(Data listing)
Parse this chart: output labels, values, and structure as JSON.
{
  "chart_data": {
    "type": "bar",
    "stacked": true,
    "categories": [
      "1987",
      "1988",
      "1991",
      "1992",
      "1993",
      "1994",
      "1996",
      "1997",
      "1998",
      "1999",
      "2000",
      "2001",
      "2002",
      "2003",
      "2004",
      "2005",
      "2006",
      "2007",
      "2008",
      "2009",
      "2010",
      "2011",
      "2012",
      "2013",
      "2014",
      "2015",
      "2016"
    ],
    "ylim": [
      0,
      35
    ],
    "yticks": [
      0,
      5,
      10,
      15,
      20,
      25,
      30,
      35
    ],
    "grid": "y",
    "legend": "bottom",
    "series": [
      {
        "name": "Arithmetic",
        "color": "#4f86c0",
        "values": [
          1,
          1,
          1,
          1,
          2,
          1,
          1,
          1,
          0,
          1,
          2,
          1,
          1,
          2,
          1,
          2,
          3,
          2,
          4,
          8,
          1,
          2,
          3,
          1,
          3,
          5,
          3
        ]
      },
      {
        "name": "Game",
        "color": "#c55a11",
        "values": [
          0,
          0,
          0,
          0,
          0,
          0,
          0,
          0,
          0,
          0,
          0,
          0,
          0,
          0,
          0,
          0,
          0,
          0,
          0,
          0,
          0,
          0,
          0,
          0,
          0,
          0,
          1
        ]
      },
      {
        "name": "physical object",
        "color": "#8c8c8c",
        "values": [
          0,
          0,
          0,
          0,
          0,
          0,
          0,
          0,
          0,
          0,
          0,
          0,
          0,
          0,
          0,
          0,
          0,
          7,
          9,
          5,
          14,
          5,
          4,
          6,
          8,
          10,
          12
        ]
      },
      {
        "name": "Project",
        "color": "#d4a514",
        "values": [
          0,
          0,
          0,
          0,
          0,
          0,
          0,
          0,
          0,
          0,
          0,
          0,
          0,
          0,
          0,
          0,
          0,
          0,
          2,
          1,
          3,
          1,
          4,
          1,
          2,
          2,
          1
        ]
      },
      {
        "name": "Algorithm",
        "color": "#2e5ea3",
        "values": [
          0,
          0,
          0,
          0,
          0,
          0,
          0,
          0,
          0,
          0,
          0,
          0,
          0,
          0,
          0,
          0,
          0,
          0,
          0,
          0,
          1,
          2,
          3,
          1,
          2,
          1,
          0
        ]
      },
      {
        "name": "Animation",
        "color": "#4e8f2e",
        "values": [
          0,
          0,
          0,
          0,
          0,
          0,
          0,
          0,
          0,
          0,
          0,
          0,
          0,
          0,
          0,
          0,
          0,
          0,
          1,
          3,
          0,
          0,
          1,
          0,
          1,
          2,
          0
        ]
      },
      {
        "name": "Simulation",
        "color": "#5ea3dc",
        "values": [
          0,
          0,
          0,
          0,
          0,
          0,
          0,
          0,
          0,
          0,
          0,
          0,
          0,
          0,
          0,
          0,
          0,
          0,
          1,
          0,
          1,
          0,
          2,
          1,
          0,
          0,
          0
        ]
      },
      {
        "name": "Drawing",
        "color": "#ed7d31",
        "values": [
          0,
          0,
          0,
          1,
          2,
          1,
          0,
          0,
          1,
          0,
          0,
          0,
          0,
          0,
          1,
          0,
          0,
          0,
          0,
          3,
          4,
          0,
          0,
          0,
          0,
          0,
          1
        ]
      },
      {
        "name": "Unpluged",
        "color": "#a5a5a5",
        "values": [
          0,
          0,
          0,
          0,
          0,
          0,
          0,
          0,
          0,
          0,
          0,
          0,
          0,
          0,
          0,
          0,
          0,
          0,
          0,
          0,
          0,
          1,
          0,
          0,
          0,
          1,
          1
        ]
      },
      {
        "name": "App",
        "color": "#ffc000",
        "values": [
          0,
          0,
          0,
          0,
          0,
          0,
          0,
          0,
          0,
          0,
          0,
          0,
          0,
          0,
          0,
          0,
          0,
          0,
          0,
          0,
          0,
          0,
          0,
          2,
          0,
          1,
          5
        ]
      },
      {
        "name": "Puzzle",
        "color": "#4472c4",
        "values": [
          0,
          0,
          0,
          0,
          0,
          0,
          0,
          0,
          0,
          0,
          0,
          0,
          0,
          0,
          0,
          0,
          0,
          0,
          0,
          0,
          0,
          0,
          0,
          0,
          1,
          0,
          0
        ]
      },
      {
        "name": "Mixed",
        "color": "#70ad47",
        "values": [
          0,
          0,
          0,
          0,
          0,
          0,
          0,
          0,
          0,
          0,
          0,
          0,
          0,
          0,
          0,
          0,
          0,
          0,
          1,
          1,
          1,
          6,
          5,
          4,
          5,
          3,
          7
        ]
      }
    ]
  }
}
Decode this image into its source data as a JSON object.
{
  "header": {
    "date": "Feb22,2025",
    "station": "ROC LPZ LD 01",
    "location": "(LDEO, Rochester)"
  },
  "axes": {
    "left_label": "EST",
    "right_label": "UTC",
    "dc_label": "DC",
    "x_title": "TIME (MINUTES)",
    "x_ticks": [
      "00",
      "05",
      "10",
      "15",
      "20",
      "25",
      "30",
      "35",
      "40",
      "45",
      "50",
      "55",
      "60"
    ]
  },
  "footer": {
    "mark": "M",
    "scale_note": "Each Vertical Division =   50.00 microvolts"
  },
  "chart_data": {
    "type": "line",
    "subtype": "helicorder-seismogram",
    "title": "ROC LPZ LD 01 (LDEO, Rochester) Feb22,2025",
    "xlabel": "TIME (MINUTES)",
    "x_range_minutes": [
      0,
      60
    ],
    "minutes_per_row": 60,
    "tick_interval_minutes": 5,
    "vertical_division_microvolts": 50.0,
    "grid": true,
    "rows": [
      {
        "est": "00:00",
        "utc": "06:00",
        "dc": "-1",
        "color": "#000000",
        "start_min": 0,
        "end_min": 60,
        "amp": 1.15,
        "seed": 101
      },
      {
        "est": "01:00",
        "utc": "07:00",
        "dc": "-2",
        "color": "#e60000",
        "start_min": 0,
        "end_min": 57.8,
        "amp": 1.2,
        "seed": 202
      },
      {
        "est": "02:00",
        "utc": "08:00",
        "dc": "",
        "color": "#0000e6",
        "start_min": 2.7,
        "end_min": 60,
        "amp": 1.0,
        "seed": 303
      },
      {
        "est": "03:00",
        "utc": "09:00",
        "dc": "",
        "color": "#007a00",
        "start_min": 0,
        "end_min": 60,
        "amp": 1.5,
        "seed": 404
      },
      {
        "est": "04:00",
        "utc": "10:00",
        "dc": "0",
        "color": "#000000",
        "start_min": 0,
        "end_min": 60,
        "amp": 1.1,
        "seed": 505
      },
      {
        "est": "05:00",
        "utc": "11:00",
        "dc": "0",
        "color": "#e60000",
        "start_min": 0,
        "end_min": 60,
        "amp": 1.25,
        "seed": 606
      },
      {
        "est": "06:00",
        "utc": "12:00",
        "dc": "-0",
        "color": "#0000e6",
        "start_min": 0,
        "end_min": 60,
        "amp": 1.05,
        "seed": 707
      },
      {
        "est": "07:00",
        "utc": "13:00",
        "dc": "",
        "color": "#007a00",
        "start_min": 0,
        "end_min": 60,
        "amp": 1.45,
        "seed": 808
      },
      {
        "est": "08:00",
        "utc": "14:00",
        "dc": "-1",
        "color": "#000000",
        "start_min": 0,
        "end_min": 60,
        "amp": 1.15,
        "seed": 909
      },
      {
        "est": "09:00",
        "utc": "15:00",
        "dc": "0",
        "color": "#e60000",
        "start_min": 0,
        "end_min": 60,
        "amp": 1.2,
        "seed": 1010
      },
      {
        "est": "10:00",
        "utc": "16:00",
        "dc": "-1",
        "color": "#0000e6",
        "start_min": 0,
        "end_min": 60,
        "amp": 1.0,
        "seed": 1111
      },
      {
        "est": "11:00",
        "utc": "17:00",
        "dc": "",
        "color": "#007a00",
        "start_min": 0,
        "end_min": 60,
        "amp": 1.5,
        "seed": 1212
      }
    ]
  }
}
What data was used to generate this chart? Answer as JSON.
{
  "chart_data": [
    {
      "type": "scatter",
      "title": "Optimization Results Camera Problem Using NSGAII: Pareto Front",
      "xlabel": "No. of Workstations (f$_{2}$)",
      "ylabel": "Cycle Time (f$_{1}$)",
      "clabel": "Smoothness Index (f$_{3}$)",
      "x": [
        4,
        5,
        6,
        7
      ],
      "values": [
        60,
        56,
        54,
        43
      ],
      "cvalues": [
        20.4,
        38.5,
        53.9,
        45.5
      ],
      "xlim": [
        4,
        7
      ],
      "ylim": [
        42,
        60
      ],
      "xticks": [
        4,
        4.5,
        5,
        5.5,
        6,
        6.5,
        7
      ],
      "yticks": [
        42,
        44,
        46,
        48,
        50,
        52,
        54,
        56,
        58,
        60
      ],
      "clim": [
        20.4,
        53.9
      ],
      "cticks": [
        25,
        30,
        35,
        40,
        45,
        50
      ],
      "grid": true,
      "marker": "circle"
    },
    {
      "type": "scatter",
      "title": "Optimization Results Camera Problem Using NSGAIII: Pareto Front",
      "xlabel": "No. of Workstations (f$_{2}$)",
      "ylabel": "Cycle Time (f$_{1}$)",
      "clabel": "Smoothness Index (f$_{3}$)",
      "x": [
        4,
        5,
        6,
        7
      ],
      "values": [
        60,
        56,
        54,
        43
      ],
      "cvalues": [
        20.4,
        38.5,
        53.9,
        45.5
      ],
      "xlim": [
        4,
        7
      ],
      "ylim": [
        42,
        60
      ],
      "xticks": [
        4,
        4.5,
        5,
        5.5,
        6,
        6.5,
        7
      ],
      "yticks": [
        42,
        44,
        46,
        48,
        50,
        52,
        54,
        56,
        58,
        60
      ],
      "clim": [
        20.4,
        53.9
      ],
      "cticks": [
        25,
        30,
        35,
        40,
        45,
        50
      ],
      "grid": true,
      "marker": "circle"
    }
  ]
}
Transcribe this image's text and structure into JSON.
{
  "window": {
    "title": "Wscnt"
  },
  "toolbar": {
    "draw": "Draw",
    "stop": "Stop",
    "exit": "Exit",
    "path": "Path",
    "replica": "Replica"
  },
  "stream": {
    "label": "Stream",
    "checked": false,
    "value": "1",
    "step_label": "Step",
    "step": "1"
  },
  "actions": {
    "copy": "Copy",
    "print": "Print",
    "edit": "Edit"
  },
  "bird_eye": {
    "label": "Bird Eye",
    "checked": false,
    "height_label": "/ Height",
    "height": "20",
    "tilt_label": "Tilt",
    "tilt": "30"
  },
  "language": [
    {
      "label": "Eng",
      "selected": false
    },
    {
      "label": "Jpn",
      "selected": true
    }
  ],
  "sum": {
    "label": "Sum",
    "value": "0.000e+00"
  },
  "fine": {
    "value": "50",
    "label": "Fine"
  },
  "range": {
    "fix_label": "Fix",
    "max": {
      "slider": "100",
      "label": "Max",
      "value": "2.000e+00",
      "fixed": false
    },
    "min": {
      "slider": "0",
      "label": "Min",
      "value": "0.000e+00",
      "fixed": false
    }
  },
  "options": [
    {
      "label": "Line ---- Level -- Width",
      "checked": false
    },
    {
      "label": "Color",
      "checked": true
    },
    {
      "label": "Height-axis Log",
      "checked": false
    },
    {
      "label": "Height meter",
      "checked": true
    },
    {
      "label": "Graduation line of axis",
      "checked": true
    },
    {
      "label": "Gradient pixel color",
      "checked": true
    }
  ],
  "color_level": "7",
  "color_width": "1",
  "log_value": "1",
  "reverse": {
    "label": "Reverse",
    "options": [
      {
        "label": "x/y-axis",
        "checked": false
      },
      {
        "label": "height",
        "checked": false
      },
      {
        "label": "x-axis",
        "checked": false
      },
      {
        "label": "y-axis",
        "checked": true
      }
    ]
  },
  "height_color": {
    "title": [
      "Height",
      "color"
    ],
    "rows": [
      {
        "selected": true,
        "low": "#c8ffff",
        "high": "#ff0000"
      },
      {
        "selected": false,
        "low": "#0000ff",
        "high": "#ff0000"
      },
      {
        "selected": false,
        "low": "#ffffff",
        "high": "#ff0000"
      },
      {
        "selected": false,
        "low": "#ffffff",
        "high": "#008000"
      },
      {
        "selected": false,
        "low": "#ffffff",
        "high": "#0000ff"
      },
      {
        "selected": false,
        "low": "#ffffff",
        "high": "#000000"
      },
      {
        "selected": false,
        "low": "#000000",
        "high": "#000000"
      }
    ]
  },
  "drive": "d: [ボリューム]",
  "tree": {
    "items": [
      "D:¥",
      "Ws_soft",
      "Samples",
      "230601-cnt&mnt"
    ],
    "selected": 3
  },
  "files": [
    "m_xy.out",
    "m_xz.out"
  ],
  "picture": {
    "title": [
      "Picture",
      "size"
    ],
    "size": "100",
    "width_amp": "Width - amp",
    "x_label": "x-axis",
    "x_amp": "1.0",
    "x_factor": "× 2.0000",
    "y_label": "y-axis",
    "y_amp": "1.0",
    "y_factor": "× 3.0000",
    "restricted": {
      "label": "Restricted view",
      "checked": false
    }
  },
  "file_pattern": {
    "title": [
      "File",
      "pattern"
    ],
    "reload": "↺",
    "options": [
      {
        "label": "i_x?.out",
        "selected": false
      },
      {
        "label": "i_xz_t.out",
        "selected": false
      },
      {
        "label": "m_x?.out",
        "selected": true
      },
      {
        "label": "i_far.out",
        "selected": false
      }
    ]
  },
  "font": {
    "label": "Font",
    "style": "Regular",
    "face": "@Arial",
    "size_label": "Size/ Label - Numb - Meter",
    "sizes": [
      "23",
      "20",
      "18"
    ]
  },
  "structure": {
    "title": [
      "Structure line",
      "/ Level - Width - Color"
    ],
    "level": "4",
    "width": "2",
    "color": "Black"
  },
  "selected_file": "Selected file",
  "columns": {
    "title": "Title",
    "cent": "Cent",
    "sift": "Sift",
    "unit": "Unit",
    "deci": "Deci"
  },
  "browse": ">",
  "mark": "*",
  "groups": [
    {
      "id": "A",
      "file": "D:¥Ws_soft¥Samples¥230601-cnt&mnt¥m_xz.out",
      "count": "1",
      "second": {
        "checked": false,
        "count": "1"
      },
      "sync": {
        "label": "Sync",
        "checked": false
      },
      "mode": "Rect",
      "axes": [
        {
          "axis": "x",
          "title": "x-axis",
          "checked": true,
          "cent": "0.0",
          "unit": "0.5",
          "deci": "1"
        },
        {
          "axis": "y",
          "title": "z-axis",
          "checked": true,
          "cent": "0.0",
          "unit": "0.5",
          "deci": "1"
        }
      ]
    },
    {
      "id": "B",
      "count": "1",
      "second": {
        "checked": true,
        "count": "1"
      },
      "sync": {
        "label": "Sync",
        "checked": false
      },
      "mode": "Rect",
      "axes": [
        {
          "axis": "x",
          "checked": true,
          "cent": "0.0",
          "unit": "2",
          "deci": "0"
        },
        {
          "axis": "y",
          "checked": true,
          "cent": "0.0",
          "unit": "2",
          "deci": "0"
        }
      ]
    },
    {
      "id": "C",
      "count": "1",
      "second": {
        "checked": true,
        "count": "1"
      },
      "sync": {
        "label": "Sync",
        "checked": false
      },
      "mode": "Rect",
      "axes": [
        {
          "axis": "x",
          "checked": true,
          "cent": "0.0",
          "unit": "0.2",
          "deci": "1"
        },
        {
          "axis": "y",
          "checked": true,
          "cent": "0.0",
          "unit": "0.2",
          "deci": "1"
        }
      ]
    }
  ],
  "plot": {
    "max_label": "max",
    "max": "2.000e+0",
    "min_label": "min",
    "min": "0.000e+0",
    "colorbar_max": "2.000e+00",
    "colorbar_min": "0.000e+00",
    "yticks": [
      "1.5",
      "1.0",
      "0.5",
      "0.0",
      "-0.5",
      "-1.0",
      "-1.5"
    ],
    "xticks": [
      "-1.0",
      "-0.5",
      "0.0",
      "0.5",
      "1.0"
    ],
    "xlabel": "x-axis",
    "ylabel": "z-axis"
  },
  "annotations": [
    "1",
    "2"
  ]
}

> _JOB_:
Filter the data for the string "LDEO" and copy every line that has it.

> _SOLUTION BELOW_:
    "location": "(LDEO, Rochester)"
    "title": "ROC LPZ LD 01 (LDEO, Rochester) Feb22,2025",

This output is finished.